# [What to work on]
Reproduce the records below exactly as they appear.
--------------------------------------------------
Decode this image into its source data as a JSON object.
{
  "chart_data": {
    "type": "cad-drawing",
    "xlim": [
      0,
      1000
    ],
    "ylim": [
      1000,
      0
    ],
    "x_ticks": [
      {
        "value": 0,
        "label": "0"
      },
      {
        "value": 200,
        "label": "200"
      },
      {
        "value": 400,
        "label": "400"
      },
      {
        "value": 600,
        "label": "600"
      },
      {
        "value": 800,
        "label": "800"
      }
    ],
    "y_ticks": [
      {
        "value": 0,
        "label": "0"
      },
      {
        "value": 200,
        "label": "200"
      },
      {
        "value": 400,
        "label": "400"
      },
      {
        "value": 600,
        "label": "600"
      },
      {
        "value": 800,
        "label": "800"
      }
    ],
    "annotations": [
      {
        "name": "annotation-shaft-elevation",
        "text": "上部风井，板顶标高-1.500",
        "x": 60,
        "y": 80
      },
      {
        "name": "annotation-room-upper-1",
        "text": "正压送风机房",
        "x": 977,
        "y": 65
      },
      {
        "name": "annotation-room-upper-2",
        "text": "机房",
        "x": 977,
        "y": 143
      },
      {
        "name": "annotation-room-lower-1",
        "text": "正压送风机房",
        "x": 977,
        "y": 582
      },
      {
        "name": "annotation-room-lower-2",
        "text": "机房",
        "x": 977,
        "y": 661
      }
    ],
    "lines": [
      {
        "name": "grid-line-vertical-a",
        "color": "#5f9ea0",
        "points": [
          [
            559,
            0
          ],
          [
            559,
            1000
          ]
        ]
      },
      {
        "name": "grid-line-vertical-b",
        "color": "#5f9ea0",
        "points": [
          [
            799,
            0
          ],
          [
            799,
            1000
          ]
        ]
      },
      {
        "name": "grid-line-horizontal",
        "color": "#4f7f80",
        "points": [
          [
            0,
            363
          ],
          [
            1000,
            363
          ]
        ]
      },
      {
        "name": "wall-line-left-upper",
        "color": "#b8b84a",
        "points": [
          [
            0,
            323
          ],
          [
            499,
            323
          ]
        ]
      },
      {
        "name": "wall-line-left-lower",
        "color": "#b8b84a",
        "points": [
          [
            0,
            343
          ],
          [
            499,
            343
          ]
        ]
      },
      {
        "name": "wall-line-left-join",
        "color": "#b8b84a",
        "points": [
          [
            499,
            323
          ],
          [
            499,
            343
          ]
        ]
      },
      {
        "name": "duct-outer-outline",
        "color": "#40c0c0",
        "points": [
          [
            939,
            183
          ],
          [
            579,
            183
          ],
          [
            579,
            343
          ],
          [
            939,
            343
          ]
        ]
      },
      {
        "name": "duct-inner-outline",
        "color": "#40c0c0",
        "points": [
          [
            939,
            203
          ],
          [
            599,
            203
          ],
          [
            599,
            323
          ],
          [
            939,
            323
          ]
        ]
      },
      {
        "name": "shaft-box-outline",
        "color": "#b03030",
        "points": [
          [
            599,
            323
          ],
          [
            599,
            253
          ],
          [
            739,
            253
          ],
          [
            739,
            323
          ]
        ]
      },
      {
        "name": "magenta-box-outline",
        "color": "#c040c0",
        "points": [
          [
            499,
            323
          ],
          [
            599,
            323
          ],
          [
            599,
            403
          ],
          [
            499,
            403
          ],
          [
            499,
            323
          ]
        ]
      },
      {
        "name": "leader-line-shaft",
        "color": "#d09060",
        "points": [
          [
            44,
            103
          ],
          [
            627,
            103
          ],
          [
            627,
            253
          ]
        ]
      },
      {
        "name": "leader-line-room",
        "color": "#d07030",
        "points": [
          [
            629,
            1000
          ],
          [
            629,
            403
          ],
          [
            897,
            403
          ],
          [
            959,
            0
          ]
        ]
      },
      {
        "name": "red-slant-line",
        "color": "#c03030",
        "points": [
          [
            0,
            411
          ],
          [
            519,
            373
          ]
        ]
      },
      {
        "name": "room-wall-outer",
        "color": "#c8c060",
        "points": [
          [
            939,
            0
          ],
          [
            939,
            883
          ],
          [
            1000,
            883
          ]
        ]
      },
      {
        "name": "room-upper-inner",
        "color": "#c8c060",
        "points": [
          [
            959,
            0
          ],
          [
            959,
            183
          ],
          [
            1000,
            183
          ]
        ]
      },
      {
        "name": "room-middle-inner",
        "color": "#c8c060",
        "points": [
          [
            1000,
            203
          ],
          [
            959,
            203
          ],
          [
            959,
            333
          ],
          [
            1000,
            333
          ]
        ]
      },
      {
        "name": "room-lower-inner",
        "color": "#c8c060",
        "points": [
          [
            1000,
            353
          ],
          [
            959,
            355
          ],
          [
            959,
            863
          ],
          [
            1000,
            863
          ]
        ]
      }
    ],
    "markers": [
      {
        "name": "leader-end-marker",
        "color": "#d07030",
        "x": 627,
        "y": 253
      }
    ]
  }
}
--------------------------------------------------
# [Written answer]
Decode this image into its source data as a JSON object.
{
  "chart_data": {
    "type": "cad-drawing",
    "xlim": [
      0,
      1000
    ],
    "ylim": [
      1000,
      0
    ],
    "x_ticks": [
      {
        "value": 0,
        "label": "0"
      },
      {
        "value": 200,
        "label": "200"
      },
      {
        "value": 400,
        "label": "400"
      },
      {
        "value": 600,
        "label": "600"
      },
      {
        "value": 800,
        "label": "800"
      }
    ],
    "y_ticks": [
      {
        "value": 0,
        "label": "0"
      },
      {
        "value": 200,
        "label": "200"
      },
      {
        "value": 400,
        "label": "400"
      },
      {
        "value": 600,
        "label": "600"
      },
      {
        "value": 800,
        "label": "800"
      }
    ],
    "annotations": [
      {
        "name": "annotation-shaft-elevation",
        "text": "上部风井，板顶标高-1.500",
        "x": 60,
        "y": 80
      },
      {
        "name": "annotation-room-upper-1",
        "text": "正压送风机房",
        "x": 977,
        "y": 65
      },
      {
        "name": "annotation-room-upper-2",
        "text": "机房",
        "x": 977,
        "y": 143
      },
      {
        "name": "annotation-room-lower-1",
        "text": "正压送风机房",
        "x": 977,
        "y": 582
      },
      {
        "name": "annotation-room-lower-2",
        "text": "机房",
        "x": 977,
        "y": 661
      }
    ],
    "lines": [
      {
        "name": "grid-line-vertical-a",
        "color": "#5f9ea0",
        "points": [
          [
            559,
            0
          ],
          [
            559,
            1000
          ]
        ]
      },
      {
        "name": "grid-line-vertical-b",
        "color": "#5f9ea0",
        "points": [
          [
            799,
            0
          ],
          [
            799,
            1000
          ]
        ]
      },
      {
        "name": "grid-line-horizontal",
        "color": "#4f7f80",
        "points": [
          [
            0,
            363
          ],
          [
            1000,
            363
          ]
        ]
      },
      {
        "name": "wall-line-left-upper",
        "color": "#b8b84a",
        "points": [
          [
            0,
            323
          ],
          [
            499,
            323
          ]
        ]
      },
      {
        "name": "wall-line-left-lower",
        "color": "#b8b84a",
        "points": [
          [
            0,
            343
          ],
          [
            499,
            343
          ]
        ]
      },
      {
        "name": "wall-line-left-join",
        "color": "#b8b84a",
        "points": [
          [
            499,
            323
          ],
          [
            499,
            343
          ]
        ]
      },
      {
        "name": "duct-outer-outline",
        "color": "#40c0c0",
        "points": [
          [
            939,
            183
          ],
          [
            579,
            183
          ],
          [
            579,
            343
          ],
          [
            939,
            343
          ]
        ]
      },
      {
        "name": "duct-inner-outline",
        "color": "#40c0c0",
        "points": [
          [
            939,
            203
          ],
          [
            599,
            203
          ],
          [
            599,
            323
          ],
          [
            939,
            323
          ]
        ]
      },
      {
        "name": "shaft-box-outline",
        "color": "#b03030",
        "points": [
          [
            599,
            323
          ],
          [
            599,
            253
          ],
          [
            739,
            253
          ],
          [
            739,
            323
          ]
        ]
      },
      {
        "name": "magenta-box-outline",
        "color": "#c040c0",
        "points": [
          [
            499,
            323
          ],
          [
            599,
            323
          ],
          [
            599,
            403
          ],
          [
            499,
            403
          ],
          [
            499,
            323
          ]
        ]
      },
      {
        "name": "leader-line-shaft",
        "color": "#d09060",
        "points": [
          [
            44,
            103
          ],
          [
            627,
            103
          ],
          [
            627,
            253
          ]
        ]
      },
      {
        "name": "leader-line-room",
        "color": "#d07030",
        "points": [
          [
            629,
            1000
          ],
          [
            629,
            403
          ],
          [
            897,
            403
          ],
          [
            959,
            0
          ]
        ]
      },
      {
        "name": "red-slant-line",
        "color": "#c03030",
        "points": [
          [
            0,
            411
          ],
          [
            519,
            373
          ]
        ]
      },
      {
        "name": "room-wall-outer",
        "color": "#c8c060",
        "points": [
          [
            939,
            0
          ],
          [
            939,
            883
          ],
          [
            1000,
            883
          ]
        ]
      },
      {
        "name": "room-upper-inner",
        "color": "#c8c060",
        "points": [
          [
            959,
            0
          ],
          [
            959,
            183
          ],
          [
            1000,
            183
          ]
        ]
      },
      {
        "name": "room-middle-inner",
        "color": "#c8c060",
        "points": [
          [
            1000,
            203
          ],
          [
            959,
            203
          ],
          [
            959,
            333
          ],
          [
            1000,
            333
          ]
        ]
      },
      {
        "name": "room-lower-inner",
        "color": "#c8c060",
        "points": [
          [
            1000,
            353
          ],
          [
            959,
            355
          ],
          [
            959,
            863
          ],
          [
            1000,
            863
          ]
        ]
      }
    ],
    "markers": [
      {
        "name": "leader-end-marker",
        "color": "#d07030",
        "x": 627,
        "y": 253
      }
    ]
  }
}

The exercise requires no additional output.